[Saved entries]
___
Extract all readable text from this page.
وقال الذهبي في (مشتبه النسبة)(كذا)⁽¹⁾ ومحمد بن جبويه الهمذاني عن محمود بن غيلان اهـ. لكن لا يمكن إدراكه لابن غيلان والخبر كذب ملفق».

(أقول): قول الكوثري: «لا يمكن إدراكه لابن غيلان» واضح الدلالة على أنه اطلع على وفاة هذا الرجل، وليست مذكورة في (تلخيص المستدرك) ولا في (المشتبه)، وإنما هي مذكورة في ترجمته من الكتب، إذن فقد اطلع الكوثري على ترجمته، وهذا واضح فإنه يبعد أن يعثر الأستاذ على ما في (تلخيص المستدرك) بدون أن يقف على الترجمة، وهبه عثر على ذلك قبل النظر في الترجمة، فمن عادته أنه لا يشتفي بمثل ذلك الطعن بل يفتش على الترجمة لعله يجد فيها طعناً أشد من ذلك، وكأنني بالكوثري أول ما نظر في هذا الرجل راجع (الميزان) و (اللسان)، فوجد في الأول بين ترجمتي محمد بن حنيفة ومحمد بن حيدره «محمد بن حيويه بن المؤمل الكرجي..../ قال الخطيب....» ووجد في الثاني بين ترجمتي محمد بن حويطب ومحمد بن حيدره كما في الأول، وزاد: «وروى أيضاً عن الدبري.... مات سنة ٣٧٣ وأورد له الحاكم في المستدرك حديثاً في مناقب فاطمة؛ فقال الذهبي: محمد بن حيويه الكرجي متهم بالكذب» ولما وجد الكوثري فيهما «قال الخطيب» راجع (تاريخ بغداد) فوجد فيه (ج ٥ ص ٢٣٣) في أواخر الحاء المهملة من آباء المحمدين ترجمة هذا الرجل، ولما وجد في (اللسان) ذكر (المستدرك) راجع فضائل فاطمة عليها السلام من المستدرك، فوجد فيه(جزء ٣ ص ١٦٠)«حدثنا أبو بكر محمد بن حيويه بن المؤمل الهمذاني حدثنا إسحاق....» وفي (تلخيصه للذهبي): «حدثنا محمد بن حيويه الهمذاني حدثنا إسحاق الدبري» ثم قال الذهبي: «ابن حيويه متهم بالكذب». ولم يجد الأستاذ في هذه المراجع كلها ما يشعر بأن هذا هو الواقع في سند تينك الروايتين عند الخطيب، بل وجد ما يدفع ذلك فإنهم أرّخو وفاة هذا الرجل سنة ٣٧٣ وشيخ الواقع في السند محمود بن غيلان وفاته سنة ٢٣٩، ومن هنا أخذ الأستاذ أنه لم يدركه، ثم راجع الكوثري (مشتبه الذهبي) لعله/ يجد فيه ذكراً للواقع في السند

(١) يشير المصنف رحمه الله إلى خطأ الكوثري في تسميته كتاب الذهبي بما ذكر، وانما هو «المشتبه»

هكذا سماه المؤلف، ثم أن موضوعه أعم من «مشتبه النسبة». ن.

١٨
___
_Objective_. Exactly as they are written, print the entries again.

_Result of this exercise_.
Extract all readable text from this page.
وقال الذهبي في (مشتبه النسبة)(كذا)⁽¹⁾ ومحمد بن جبويه الهمذاني عن محمود بن غيلان اهـ. لكن لا يمكن إدراكه لابن غيلان والخبر كذب ملفق».

(أقول): قول الكوثري: «لا يمكن إدراكه لابن غيلان» واضح الدلالة على أنه اطلع على وفاة هذا الرجل، وليست مذكورة في (تلخيص المستدرك) ولا في (المشتبه)، وإنما هي مذكورة في ترجمته من الكتب، إذن فقد اطلع الكوثري على ترجمته، وهذا واضح فإنه يبعد أن يعثر الأستاذ على ما في (تلخيص المستدرك) بدون أن يقف على الترجمة، وهبه عثر على ذلك قبل النظر في الترجمة، فمن عادته أنه لا يشتفي بمثل ذلك الطعن بل يفتش على الترجمة لعله يجد فيها طعناً أشد من ذلك، وكأنني بالكوثري أول ما نظر في هذا الرجل راجع (الميزان) و (اللسان)، فوجد في الأول بين ترجمتي محمد بن حنيفة ومحمد بن حيدره «محمد بن حيويه بن المؤمل الكرجي..../ قال الخطيب....» ووجد في الثاني بين ترجمتي محمد بن حويطب ومحمد بن حيدره كما في الأول، وزاد: «وروى أيضاً عن الدبري.... مات سنة ٣٧٣ وأورد له الحاكم في المستدرك حديثاً في مناقب فاطمة؛ فقال الذهبي: محمد بن حيويه الكرجي متهم بالكذب» ولما وجد الكوثري فيهما «قال الخطيب» راجع (تاريخ بغداد) فوجد فيه (ج ٥ ص ٢٣٣) في أواخر الحاء المهملة من آباء المحمدين ترجمة هذا الرجل، ولما وجد في (اللسان) ذكر (المستدرك) راجع فضائل فاطمة عليها السلام من المستدرك، فوجد فيه(جزء ٣ ص ١٦٠)«حدثنا أبو بكر محمد بن حيويه بن المؤمل الهمذاني حدثنا إسحاق....» وفي (تلخيصه للذهبي): «حدثنا محمد بن حيويه الهمذاني حدثنا إسحاق الدبري» ثم قال الذهبي: «ابن حيويه متهم بالكذب». ولم يجد الأستاذ في هذه المراجع كلها ما يشعر بأن هذا هو الواقع في سند تينك الروايتين عند الخطيب، بل وجد ما يدفع ذلك فإنهم أرّخو وفاة هذا الرجل سنة ٣٧٣ وشيخ الواقع في السند محمود بن غيلان وفاته سنة ٢٣٩، ومن هنا أخذ الأستاذ أنه لم يدركه، ثم راجع الكوثري (مشتبه الذهبي) لعله/ يجد فيه ذكراً للواقع في السند

(١) يشير المصنف رحمه الله إلى خطأ الكوثري في تسميته كتاب الذهبي بما ذكر، وانما هو «المشتبه»

هكذا سماه المؤلف، ثم أن موضوعه أعم من «مشتبه النسبة». ن.

١٨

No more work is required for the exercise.